Task to carry out >>
In the records, find each line where "IBMM" occurs, and copy it.

Study material >>
────────

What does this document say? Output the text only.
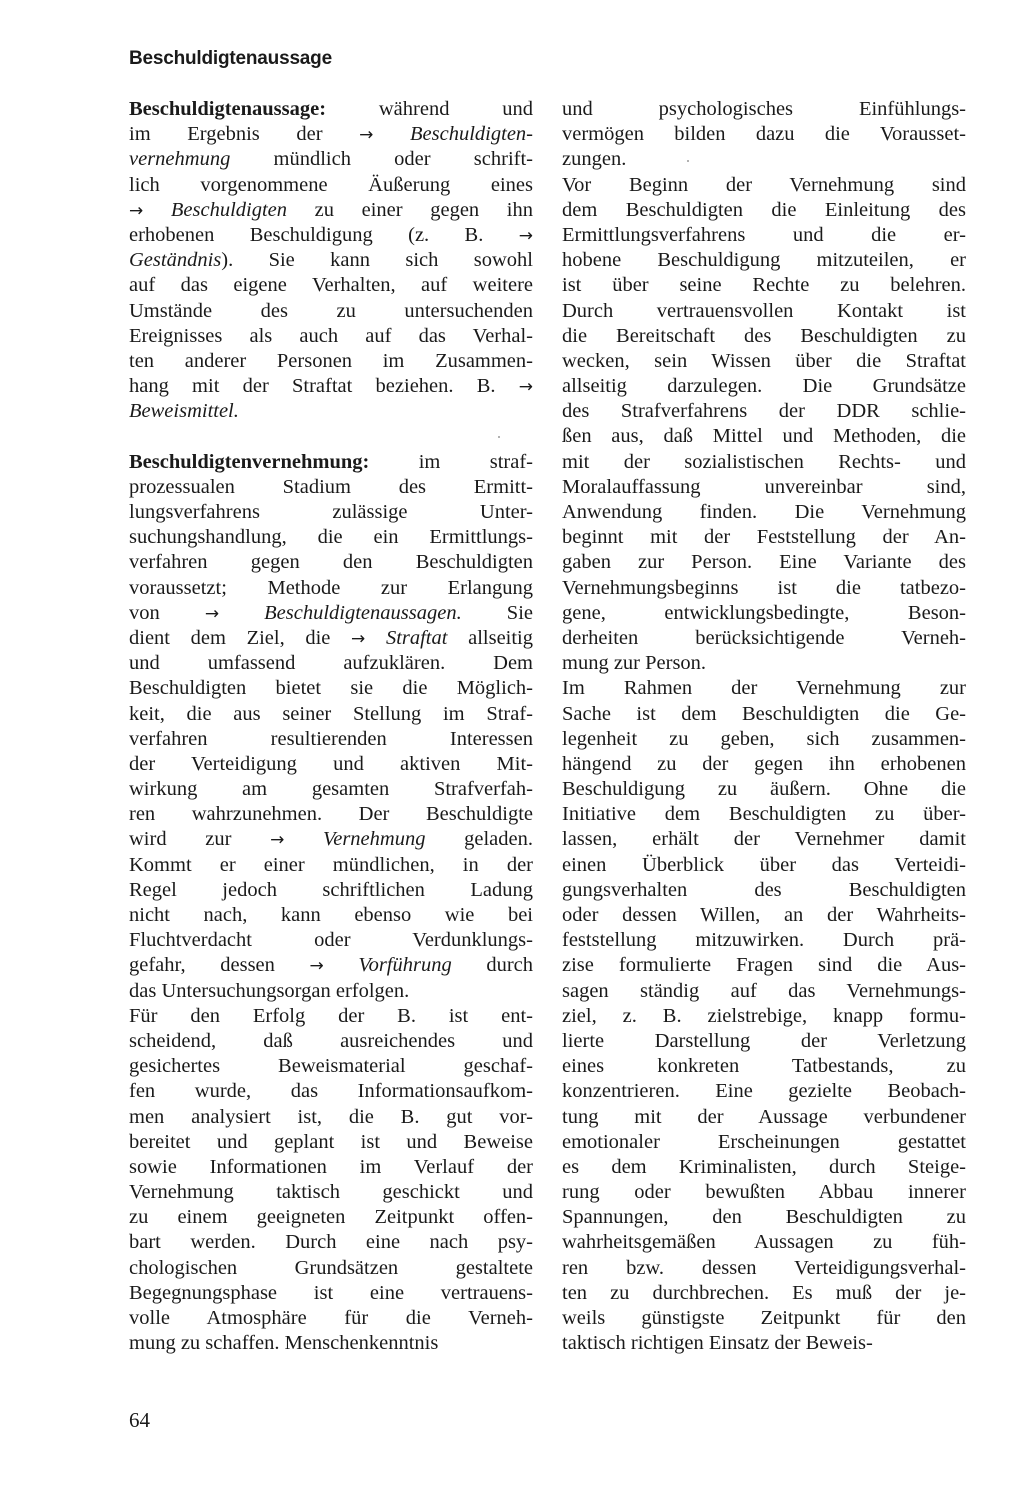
Beschuldigtenaussage
Beschuldigtenaussage: während und
im Ergebnis der → Beschuldigten-
vernehmung mündlich oder schrift-
lich vorgenommene Äußerung eines
→ Beschuldigten zu einer gegen ihn
erhobenen Beschuldigung (z. B. →
Geständnis). Sie kann sich sowohl
auf das eigene Verhalten, auf weitere
Umstände des zu untersuchenden
Ereignisses als auch auf das Verhal-
ten anderer Personen im Zusammen-
hang mit der Straftat beziehen. B. →
Beweismittel.
Beschuldigtenvernehmung: im straf-
prozessualen Stadium des Ermitt-
lungsverfahrens zulässige Unter-
suchungshandlung, die ein Ermittlungs-
verfahren gegen den Beschuldigten
voraussetzt; Methode zur Erlangung
von → Beschuldigtenaussagen. Sie
dient dem Ziel, die → Straftat allseitig
und umfassend aufzuklären. Dem
Beschuldigten bietet sie die Möglich-
keit, die aus seiner Stellung im Straf-
verfahren resultierenden Interessen
der Verteidigung und aktiven Mit-
wirkung am gesamten Strafverfah-
ren wahrzunehmen. Der Beschuldigte
wird zur → Vernehmung geladen.
Kommt er einer mündlichen, in der
Regel jedoch schriftlichen Ladung
nicht nach, kann ebenso wie bei
Fluchtverdacht oder Verdunklungs-
gefahr, dessen → Vorführung durch
das Untersuchungsorgan erfolgen.
Für den Erfolg der B. ist ent-
scheidend, daß ausreichendes und
gesichertes Beweismaterial geschaf-
fen wurde, das Informationsaufkom-
men analysiert ist, die B. gut vor-
bereitet und geplant ist und Beweise
sowie Informationen im Verlauf der
Vernehmung taktisch geschickt und
zu einem geeigneten Zeitpunkt offen-
bart werden. Durch eine nach psy-
chologischen Grundsätzen gestaltete
Begegnungsphase ist eine vertrauens-
volle Atmosphäre für die Verneh-
mung zu schaffen. Menschenkenntnis
und psychologisches Einfühlungs-
vermögen bilden dazu die Vorausset-
zungen.
Vor Beginn der Vernehmung sind
dem Beschuldigten die Einleitung des
Ermittlungsverfahrens und die er-
hobene Beschuldigung mitzuteilen, er
ist über seine Rechte zu belehren.
Durch vertrauensvollen Kontakt ist
die Bereitschaft des Beschuldigten zu
wecken, sein Wissen über die Straftat
allseitig darzulegen. Die Grundsätze
des Strafverfahrens der DDR schlie-
ßen aus, daß Mittel und Methoden, die
mit der sozialistischen Rechts- und
Moralauffassung unvereinbar sind,
Anwendung finden. Die Vernehmung
beginnt mit der Feststellung der An-
gaben zur Person. Eine Variante des
Vernehmungsbeginns ist die tatbezo-
gene, entwicklungsbedingte, Beson-
derheiten berücksichtigende Verneh-
mung zur Person.
Im Rahmen der Vernehmung zur
Sache ist dem Beschuldigten die Ge-
legenheit zu geben, sich zusammen-
hängend zu der gegen ihn erhobenen
Beschuldigung zu äußern. Ohne die
Initiative dem Beschuldigten zu über-
lassen, erhält der Vernehmer damit
einen Überblick über das Verteidi-
gungsverhalten des Beschuldigten
oder dessen Willen, an der Wahrheits-
feststellung mitzuwirken. Durch prä-
zise formulierte Fragen sind die Aus-
sagen ständig auf das Vernehmungs-
ziel, z. B. zielstrebige, knapp formu-
lierte Darstellung der Verletzung
eines konkreten Tatbestands, zu
konzentrieren. Eine gezielte Beobach-
tung mit der Aussage verbundener
emotionaler Erscheinungen gestattet
es dem Kriminalisten, durch Steige-
rung oder bewußten Abbau innerer
Spannungen, den Beschuldigten zu
wahrheitsgemäßen Aussagen zu füh-
ren bzw. dessen Verteidigungsverhal-
ten zu durchbrechen. Es muß der je-
weils günstigste Zeitpunkt für den
taktisch richtigen Einsatz der Beweis-
64
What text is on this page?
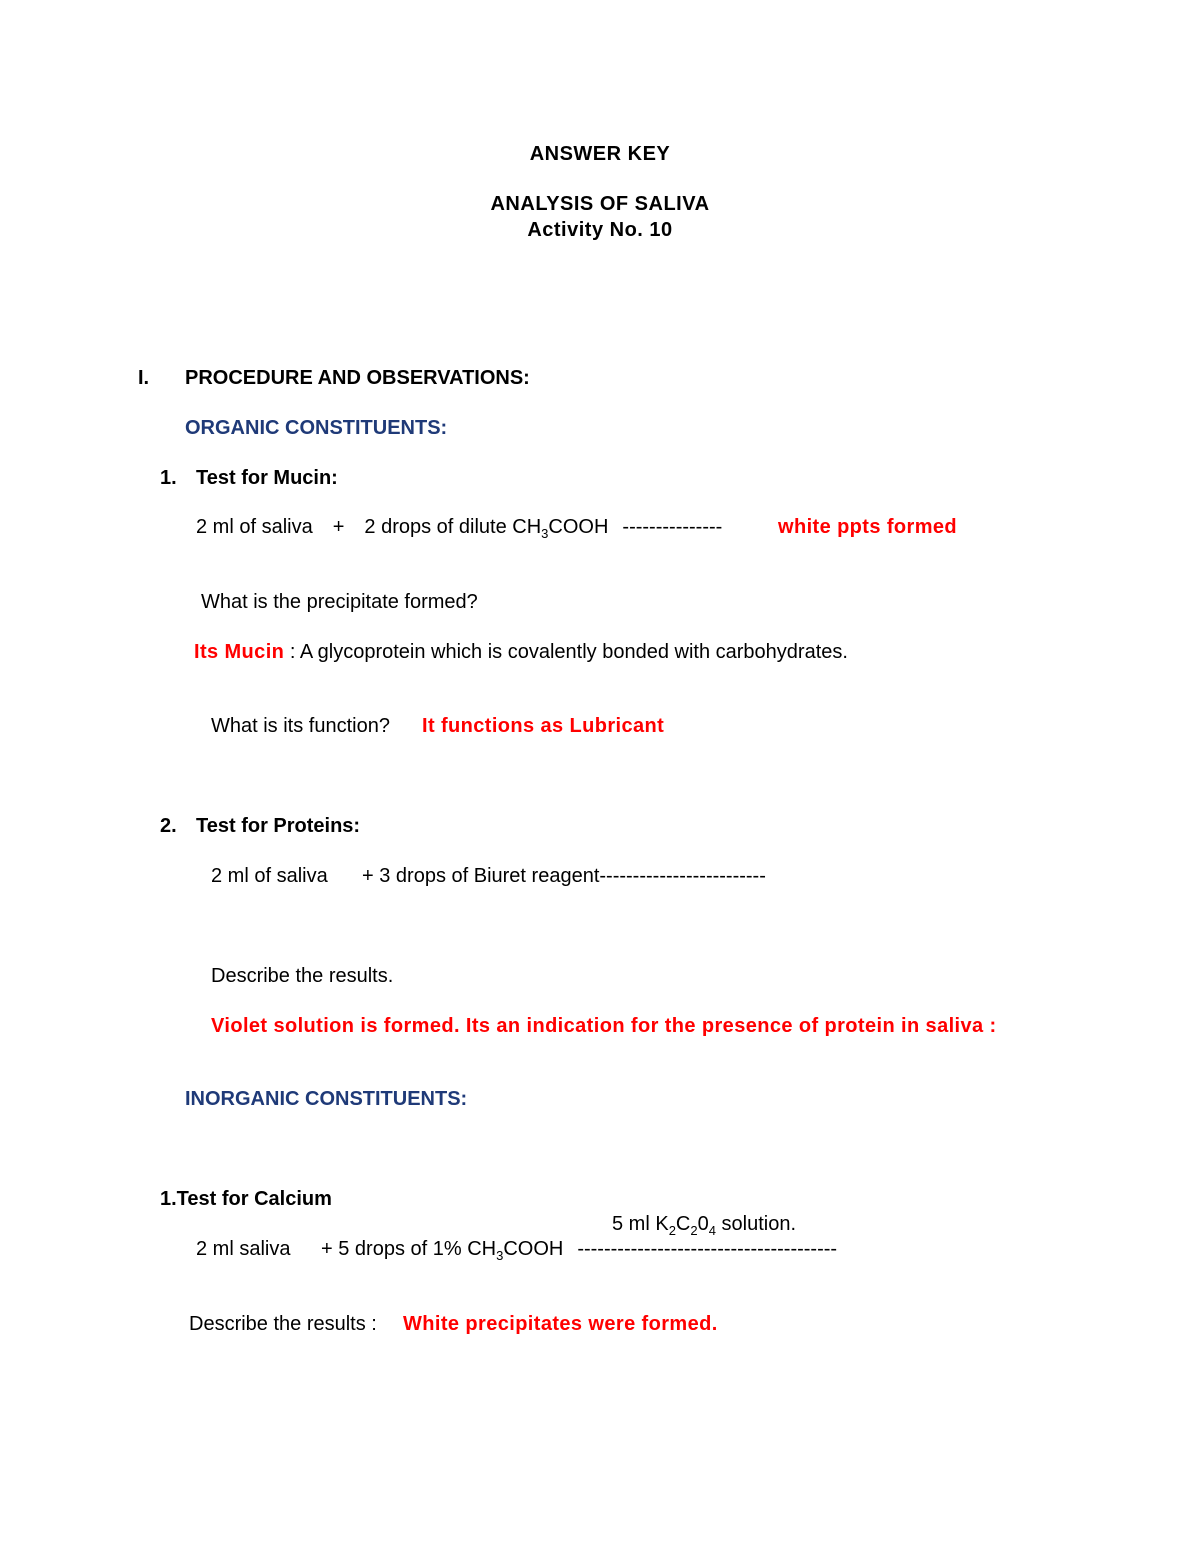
ANSWER KEY
ANALYSIS OF SALIVA
Activity No. 10
I. PROCEDURE AND OBSERVATIONS:
ORGANIC CONSTITUENTS:
1. Test for Mucin:
2 ml of saliva + 2 drops of dilute $CH_3COOH$ ---------------	white ppts formed
What is the precipitate formed?
Its Mucin : A glycoprotein which is covalently bonded with carbohydrates.
What is its function? It functions as Lubricant
2. Test for Proteins:
2 ml of saliva + 3 drops of Biuret reagent-------------------------
Describe the results.
Violet solution is formed. Its an indication for the presence of protein in saliva :
INORGANIC CONSTITUENTS:
1.Test for Calcium
5 ml $K_2C_20_4$ solution.
2 ml saliva + 5 drops of 1% $CH_3COOH$ ---------------------------------------
Describe the results : White precipitates were formed.
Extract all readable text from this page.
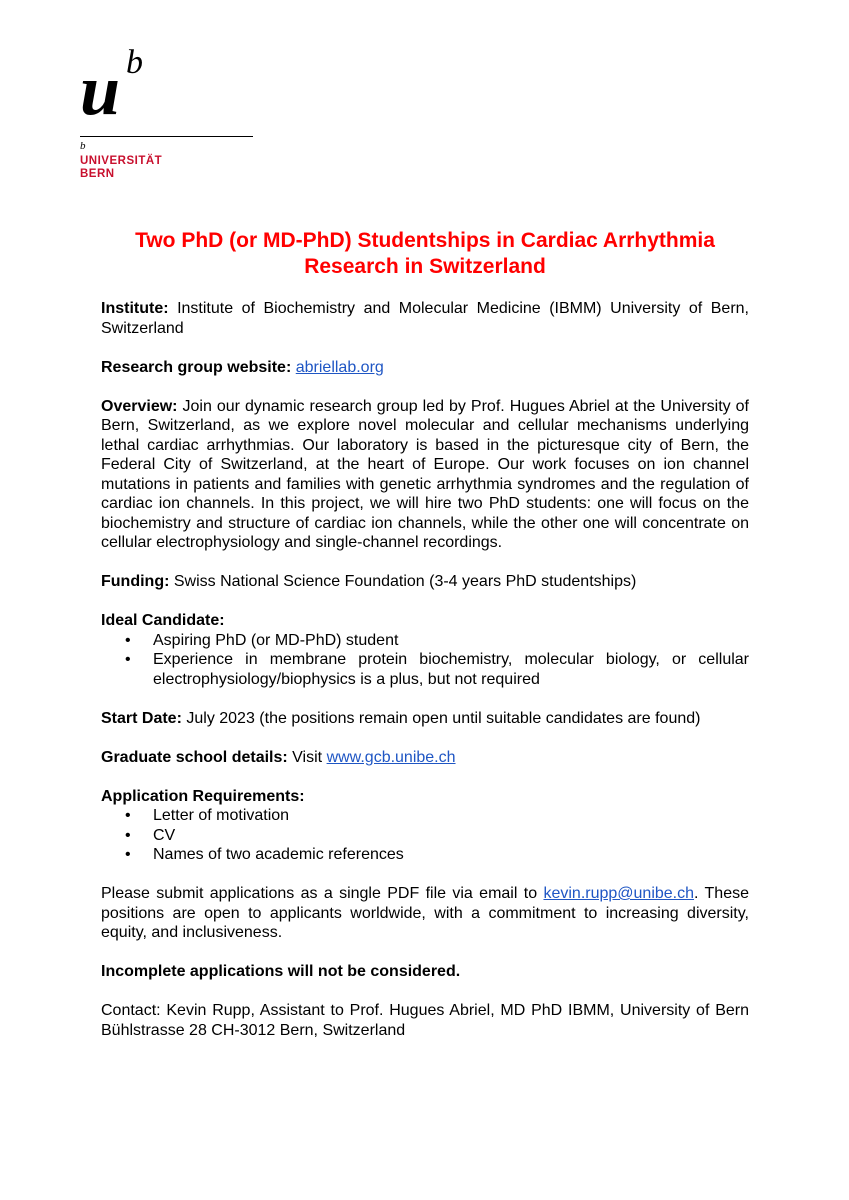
u b
b
UNIVERSITÄT
BERN
Two PhD (or MD-PhD) Studentships in Cardiac Arrhythmia
Research in Switzerland

Institute: Institute of Biochemistry and Molecular Medicine (IBMM) University of Bern, Switzerland

Research group website: abriellab.org

Overview: Join our dynamic research group led by Prof. Hugues Abriel at the University of Bern, Switzerland, as we explore novel molecular and cellular mechanisms underlying lethal cardiac arrhythmias. Our laboratory is based in the picturesque city of Bern, the Federal City of Switzerland, at the heart of Europe. Our work focuses on ion channel mutations in patients and families with genetic arrhythmia syndromes and the regulation of cardiac ion channels. In this project, we will hire two PhD students: one will focus on the biochemistry and structure of cardiac ion channels, while the other one will concentrate on cellular electrophysiology and single-channel recordings.

Funding: Swiss National Science Foundation (3-4 years PhD studentships)

Ideal Candidate:

• Aspiring PhD (or MD-PhD) student
• Experience in membrane protein biochemistry, molecular biology, or cellular electrophysiology/biophysics is a plus, but not required

Start Date: July 2023 (the positions remain open until suitable candidates are found)

Graduate school details: Visit www.gcb.unibe.ch

Application Requirements:

• Letter of motivation
• CV
• Names of two academic references

Please submit applications as a single PDF file via email to kevin.rupp@unibe.ch. These positions are open to applicants worldwide, with a commitment to increasing diversity, equity, and inclusiveness.

Incomplete applications will not be considered.

Contact: Kevin Rupp, Assistant to Prof. Hugues Abriel, MD PhD IBMM, University of Bern Bühlstrasse 28 CH-3012 Bern, Switzerland
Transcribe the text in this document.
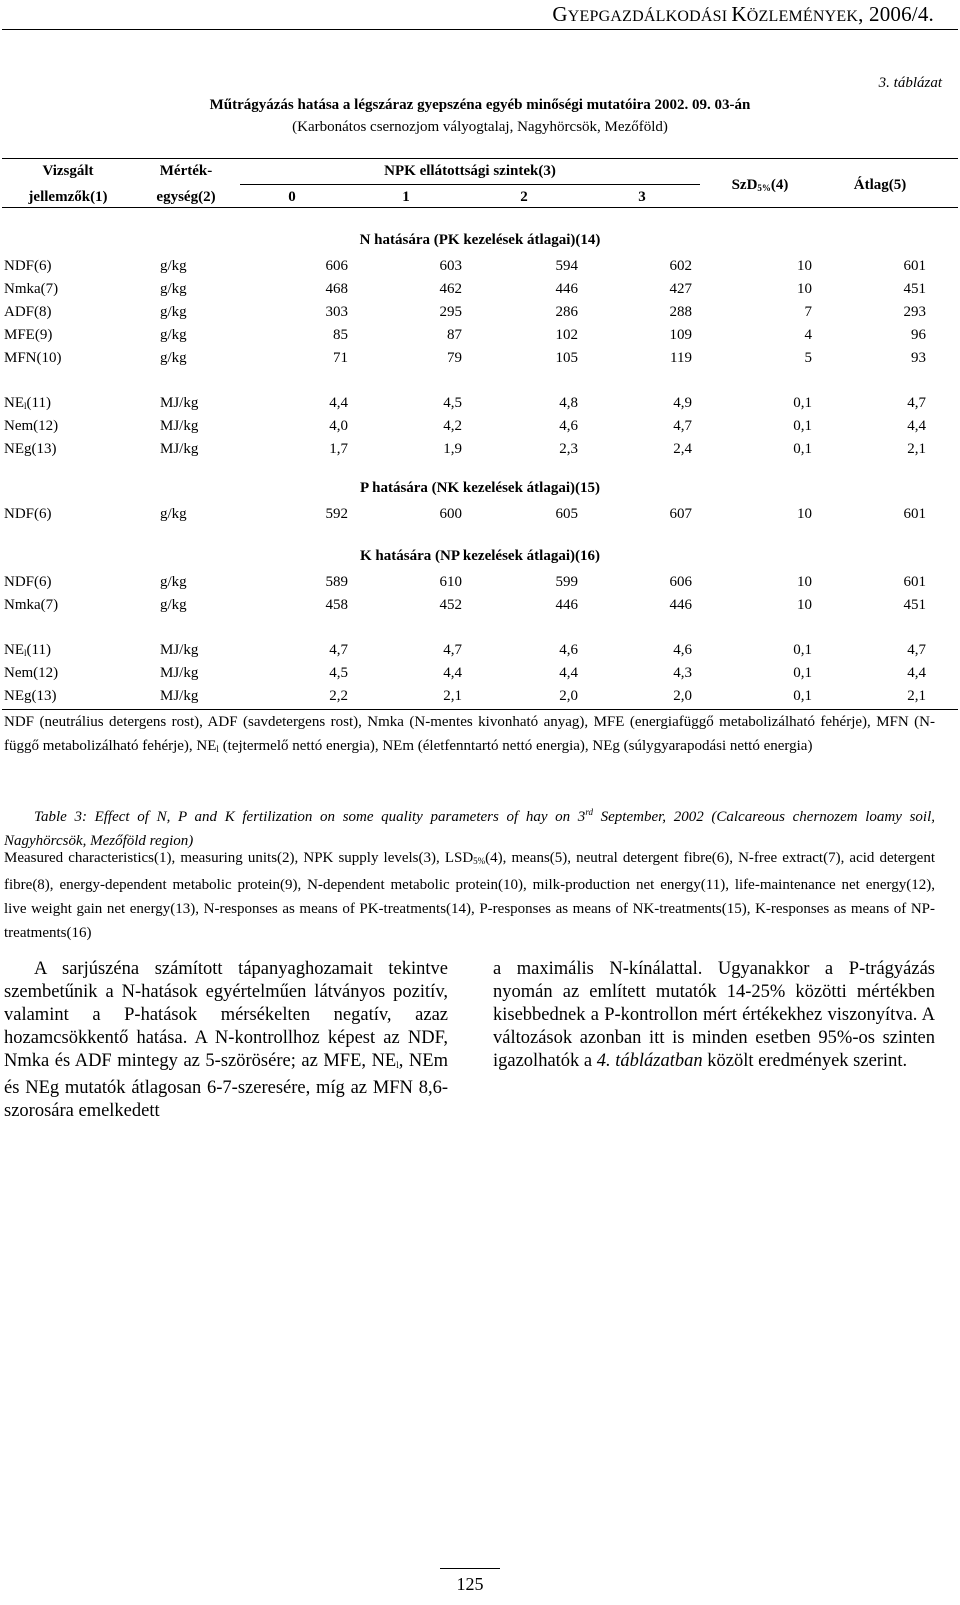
GYEPGAZDÁLKODÁSI KÖZLEMÉNYEK, 2006/4.
3. táblázat
Műtrágyázás hatása a légszáraz gyepszéna egyéb minőségi mutatóira 2002. 09. 03-án
(Karbonátos csernozjom vályogtalaj, Nagyhörcsök, Mezőföld)
Vizsgált
jellemzők(1)
Mérték-
egység(2)
NPK ellátottsági szintek(3)
0	1	2	3
SzD$_{5\%}$(4)	Átlag(5)
N hatására (PK kezelések átlagai)(14)
NDF(6)	g/kg	606	603	594	602	10	601
Nmka(7)	g/kg	468	462	446	427	10	451
ADF(8)	g/kg	303	295	286	288	7	293
MFE(9)	g/kg	85	87	102	109	4	96
MFN(10)	g/kg	71	79	105	119	5	93
$NE_l(11)$	MJ/kg	4,4	4,5	4,8	4,9	0,1	4,7
Nem(12)	MJ/kg	4,0	4,2	4,6	4,7	0,1	4,4
NEg(13)	MJ/kg	1,7	1,9	2,3	2,4	0,1	2,1
P hatására (NK kezelések átlagai)(15)
NDF(6)	g/kg	592	600	605	607	10	601
K hatására (NP kezelések átlagai)(16)
NDF(6)	g/kg	589	610	599	606	10	601
Nmka(7)	g/kg	458	452	446	446	10	451
$NE_l(11)$	MJ/kg	4,7	4,7	4,6	4,6	0,1	4,7
Nem(12)	MJ/kg	4,5	4,4	4,4	4,3	0,1	4,4
NEg(13)	MJ/kg	2,2	2,1	2,0	2,0	0,1	2,1
NDF (neutrálius detergens rost), ADF (savdetergens rost), Nmka (N-mentes kivonható anyag), MFE (energiafüggő metabolizálható fehérje), MFN (N-függő metabolizálható fehérje), $NE_l$ (tejtermelő nettó energia), NEm (életfenntartó nettó energia), NEg (súlygyarapodási nettó energia)
Table 3: Effect of N, P and K fertilization on some quality parameters of hay on 3rd September, 2002 (Calcareous chernozem loamy soil, Nagyhörcsök, Mezőföld region)
Measured characteristics(1), measuring units(2), NPK supply levels(3), $LSD_{5\%}(4)$, means(5), neutral detergent fibre(6), N-free extract(7), acid detergent fibre(8), energy-dependent metabolic protein(9), N-dependent metabolic protein(10), milk-production net energy(11), life-maintenance net energy(12), live weight gain net energy(13), N-responses as means of PK-treatments(14), P-responses as means of NK-treatments(15), K-responses as means of NP-treatments(16)
A sarjúszéna számított tápanyaghozamait tekintve szembetűnik a N-hatások egyértelműen látványos pozitív, valamint a P-hatások mérsékelten negatív, azaz hozamcsökkentő hatása. A N-kontrollhoz képest az NDF, Nmka és ADF mintegy az 5-szörösére; az MFE, $NE_l$, NEm és NEg mutatók átlagosan 6-7-szeresére, míg az MFN 8,6-szorosára emelkedett
a maximális N-kínálattal. Ugyanakkor a P-trágyázás nyomán az említett mutatók 14-25% közötti mértékben kisebbednek a P-kontrollon mért értékekhez viszonyítva. A változások azonban itt is minden esetben 95%-os szinten igazolhatók a 4. táblázatban közölt eredmények szerint.
125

────────

Task output >>
Institute: Institute of Biochemistry and Molecular Medicine (IBMM) University of Bern, Switzerland
Contact: Kevin Rupp, Assistant to Prof. Hugues Abriel, MD PhD IBMM, University of Bern Bühlstrasse 28 CH-3012 Bern, Switzerland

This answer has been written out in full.